Start of The input

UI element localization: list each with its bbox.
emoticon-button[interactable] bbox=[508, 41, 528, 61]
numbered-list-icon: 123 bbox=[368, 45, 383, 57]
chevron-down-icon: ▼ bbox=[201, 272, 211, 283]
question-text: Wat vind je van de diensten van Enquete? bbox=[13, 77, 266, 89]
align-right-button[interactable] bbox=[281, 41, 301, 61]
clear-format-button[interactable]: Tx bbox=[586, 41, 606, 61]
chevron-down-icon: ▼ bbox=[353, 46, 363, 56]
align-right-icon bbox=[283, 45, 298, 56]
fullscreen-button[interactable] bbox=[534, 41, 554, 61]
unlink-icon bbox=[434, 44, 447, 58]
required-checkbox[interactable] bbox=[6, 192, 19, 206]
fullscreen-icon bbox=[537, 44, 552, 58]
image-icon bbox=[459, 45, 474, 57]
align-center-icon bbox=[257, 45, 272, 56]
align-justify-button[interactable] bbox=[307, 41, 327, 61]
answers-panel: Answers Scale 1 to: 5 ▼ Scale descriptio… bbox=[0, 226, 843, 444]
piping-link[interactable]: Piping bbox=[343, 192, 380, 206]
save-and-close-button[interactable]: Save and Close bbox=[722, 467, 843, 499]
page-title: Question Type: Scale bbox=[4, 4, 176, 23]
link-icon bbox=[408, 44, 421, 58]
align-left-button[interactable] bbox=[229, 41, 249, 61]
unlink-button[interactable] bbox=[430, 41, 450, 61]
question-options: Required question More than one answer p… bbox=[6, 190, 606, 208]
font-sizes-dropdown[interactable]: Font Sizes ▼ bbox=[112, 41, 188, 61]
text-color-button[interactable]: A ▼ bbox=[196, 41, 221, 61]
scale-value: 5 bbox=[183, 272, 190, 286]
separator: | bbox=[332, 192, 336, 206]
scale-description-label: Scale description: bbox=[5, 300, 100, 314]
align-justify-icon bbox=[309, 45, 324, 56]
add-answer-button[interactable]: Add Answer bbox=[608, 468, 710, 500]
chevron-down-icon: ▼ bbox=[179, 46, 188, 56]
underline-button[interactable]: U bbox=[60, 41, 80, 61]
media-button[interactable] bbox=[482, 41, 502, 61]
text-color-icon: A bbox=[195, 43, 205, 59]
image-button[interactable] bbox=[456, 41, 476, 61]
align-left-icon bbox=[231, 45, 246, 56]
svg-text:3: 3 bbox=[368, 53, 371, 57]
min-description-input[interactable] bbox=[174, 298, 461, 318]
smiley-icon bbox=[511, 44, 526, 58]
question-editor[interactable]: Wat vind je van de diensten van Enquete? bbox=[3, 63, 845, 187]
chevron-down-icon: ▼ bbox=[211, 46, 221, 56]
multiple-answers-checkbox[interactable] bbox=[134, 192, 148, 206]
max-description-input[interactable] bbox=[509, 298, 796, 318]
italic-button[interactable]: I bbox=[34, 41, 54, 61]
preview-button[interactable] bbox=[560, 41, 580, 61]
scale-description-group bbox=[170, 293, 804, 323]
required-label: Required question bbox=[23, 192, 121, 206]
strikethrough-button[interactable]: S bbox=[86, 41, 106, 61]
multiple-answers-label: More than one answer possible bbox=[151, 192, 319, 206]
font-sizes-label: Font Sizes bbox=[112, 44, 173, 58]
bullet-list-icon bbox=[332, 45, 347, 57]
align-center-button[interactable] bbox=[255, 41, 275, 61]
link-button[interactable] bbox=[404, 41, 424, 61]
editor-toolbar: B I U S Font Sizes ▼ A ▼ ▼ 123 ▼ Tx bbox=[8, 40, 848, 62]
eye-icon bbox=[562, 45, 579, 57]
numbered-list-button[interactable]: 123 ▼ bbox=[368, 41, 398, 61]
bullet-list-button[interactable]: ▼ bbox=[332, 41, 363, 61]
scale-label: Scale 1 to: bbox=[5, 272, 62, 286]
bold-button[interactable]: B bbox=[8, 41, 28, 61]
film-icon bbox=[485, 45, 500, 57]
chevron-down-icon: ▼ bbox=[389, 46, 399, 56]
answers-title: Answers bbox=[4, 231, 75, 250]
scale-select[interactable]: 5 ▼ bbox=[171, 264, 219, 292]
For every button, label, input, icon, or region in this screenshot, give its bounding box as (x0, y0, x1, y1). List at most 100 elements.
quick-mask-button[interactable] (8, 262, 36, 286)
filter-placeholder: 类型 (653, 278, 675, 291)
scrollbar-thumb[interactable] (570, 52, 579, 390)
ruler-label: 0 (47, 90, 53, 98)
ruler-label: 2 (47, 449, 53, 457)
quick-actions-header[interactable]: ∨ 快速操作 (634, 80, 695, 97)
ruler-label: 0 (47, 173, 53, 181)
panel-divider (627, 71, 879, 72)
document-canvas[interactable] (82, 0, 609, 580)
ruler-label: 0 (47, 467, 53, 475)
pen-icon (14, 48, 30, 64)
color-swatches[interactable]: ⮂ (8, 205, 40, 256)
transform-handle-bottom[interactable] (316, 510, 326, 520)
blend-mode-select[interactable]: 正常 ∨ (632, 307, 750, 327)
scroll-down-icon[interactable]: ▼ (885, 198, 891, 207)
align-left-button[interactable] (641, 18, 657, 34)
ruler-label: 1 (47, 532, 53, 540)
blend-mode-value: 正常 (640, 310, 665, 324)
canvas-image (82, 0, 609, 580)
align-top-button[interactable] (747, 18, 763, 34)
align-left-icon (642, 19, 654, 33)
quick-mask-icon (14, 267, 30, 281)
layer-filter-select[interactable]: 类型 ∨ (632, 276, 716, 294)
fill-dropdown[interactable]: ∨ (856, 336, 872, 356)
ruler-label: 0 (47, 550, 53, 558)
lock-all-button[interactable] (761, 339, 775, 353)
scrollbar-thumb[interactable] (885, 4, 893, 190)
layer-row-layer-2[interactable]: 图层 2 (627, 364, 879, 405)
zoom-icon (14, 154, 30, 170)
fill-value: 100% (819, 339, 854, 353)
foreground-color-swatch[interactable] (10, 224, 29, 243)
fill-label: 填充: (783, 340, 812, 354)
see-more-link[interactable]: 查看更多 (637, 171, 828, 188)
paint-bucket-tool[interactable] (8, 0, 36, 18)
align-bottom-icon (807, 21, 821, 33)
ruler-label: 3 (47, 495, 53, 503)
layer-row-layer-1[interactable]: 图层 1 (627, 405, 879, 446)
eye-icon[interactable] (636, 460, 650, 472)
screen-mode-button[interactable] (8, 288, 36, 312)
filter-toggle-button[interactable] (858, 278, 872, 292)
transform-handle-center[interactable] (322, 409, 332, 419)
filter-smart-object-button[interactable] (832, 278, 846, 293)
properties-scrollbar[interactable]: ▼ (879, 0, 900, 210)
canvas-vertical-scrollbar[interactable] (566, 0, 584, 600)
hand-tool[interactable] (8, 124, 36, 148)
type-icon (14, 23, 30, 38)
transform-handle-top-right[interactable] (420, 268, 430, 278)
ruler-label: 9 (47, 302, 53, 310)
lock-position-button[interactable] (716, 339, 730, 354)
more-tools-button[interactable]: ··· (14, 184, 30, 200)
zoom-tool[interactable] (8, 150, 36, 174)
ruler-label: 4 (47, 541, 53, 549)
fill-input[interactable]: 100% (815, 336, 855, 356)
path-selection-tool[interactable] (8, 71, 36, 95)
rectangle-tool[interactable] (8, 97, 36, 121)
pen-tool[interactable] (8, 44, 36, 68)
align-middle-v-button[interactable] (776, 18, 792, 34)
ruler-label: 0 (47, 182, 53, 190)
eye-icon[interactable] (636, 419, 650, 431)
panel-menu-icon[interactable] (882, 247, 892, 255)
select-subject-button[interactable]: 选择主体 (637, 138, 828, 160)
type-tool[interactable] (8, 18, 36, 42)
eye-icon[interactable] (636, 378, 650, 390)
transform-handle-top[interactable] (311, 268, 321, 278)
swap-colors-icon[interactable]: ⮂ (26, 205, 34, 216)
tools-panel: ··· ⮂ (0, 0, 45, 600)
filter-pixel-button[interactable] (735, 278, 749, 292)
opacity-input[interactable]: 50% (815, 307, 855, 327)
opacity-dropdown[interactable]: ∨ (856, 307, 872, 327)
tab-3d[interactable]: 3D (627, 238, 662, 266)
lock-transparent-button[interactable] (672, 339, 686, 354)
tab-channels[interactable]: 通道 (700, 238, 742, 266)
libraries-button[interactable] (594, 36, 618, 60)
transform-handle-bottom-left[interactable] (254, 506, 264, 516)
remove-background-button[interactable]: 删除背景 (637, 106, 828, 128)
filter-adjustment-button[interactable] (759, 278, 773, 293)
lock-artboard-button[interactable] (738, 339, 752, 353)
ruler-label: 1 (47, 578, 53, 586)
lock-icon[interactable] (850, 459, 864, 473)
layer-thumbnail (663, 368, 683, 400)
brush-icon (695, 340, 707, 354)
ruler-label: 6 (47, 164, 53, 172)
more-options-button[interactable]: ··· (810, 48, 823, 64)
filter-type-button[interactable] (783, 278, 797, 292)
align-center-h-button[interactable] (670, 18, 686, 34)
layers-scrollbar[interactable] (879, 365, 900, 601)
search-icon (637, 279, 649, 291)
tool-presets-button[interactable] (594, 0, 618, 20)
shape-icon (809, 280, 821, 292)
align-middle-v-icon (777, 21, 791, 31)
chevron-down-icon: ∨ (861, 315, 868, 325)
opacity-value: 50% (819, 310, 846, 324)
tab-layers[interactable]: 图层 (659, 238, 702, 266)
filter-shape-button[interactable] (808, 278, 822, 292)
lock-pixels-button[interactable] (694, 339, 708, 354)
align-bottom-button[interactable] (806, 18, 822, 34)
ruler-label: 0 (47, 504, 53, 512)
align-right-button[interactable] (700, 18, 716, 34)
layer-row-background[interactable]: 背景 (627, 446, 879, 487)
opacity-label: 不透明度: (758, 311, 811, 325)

End of The input

Work to be completed: Count the lines in the items above that contain the string "right", where case counts. Reply with the number only.

Solution below: 4